↓

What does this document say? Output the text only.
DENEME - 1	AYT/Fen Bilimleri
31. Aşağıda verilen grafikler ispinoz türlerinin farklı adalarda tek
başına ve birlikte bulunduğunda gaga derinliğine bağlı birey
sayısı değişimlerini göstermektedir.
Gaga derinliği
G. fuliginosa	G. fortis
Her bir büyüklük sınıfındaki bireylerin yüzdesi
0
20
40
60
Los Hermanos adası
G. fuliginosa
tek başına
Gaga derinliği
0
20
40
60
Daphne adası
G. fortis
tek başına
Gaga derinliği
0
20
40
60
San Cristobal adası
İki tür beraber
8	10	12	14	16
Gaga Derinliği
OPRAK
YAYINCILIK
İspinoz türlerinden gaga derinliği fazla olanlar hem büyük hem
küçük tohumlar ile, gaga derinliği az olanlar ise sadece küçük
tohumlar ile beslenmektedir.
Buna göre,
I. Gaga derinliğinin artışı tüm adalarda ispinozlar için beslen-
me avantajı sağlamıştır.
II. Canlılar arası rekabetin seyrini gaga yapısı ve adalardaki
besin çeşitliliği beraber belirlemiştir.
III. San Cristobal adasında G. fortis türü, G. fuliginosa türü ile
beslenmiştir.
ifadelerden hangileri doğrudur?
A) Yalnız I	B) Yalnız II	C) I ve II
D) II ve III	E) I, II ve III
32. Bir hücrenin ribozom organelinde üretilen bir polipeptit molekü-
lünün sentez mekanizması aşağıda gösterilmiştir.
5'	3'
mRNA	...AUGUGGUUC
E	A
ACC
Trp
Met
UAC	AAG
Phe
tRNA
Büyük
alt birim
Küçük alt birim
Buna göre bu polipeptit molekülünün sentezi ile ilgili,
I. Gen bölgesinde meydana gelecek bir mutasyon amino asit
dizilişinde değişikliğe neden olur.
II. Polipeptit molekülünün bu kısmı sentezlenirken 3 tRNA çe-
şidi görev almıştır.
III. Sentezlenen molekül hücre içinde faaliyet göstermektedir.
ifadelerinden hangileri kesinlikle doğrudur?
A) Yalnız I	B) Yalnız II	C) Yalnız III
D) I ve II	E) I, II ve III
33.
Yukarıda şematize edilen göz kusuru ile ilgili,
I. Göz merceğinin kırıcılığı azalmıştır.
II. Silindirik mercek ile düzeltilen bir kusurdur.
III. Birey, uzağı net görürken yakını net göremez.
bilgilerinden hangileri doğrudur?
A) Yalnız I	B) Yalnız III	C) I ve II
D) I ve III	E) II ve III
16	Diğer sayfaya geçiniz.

↑

_What you should do_
Write out the whole listing above, keeping each line exactly as it is.

_Task result_
What does this document say? Output the text only.
DENEME - 1	AYT/Fen Bilimleri
31. Aşağıda verilen grafikler ispinoz türlerinin farklı adalarda tek
başına ve birlikte bulunduğunda gaga derinliğine bağlı birey
sayısı değişimlerini göstermektedir.
Gaga derinliği
G. fuliginosa	G. fortis
Her bir büyüklük sınıfındaki bireylerin yüzdesi
0
20
40
60
Los Hermanos adası
G. fuliginosa
tek başına
Gaga derinliği
0
20
40
60
Daphne adası
G. fortis
tek başına
Gaga derinliği
0
20
40
60
San Cristobal adası
İki tür beraber
8	10	12	14	16
Gaga Derinliği
OPRAK
YAYINCILIK
İspinoz türlerinden gaga derinliği fazla olanlar hem büyük hem
küçük tohumlar ile, gaga derinliği az olanlar ise sadece küçük
tohumlar ile beslenmektedir.
Buna göre,
I. Gaga derinliğinin artışı tüm adalarda ispinozlar için beslen-
me avantajı sağlamıştır.
II. Canlılar arası rekabetin seyrini gaga yapısı ve adalardaki
besin çeşitliliği beraber belirlemiştir.
III. San Cristobal adasında G. fortis türü, G. fuliginosa türü ile
beslenmiştir.
ifadelerden hangileri doğrudur?
A) Yalnız I	B) Yalnız II	C) I ve II
D) II ve III	E) I, II ve III
32. Bir hücrenin ribozom organelinde üretilen bir polipeptit molekü-
lünün sentez mekanizması aşağıda gösterilmiştir.
5'	3'
mRNA	...AUGUGGUUC
E	A
ACC
Trp
Met
UAC	AAG
Phe
tRNA
Büyük
alt birim
Küçük alt birim
Buna göre bu polipeptit molekülünün sentezi ile ilgili,
I. Gen bölgesinde meydana gelecek bir mutasyon amino asit
dizilişinde değişikliğe neden olur.
II. Polipeptit molekülünün bu kısmı sentezlenirken 3 tRNA çe-
şidi görev almıştır.
III. Sentezlenen molekül hücre içinde faaliyet göstermektedir.
ifadelerinden hangileri kesinlikle doğrudur?
A) Yalnız I	B) Yalnız II	C) Yalnız III
D) I ve II	E) I, II ve III
33.
Yukarıda şematize edilen göz kusuru ile ilgili,
I. Göz merceğinin kırıcılığı azalmıştır.
II. Silindirik mercek ile düzeltilen bir kusurdur.
III. Birey, uzağı net görürken yakını net göremez.
bilgilerinden hangileri doğrudur?
A) Yalnız I	B) Yalnız III	C) I ve II
D) I ve III	E) II ve III
16	Diğer sayfaya geçiniz.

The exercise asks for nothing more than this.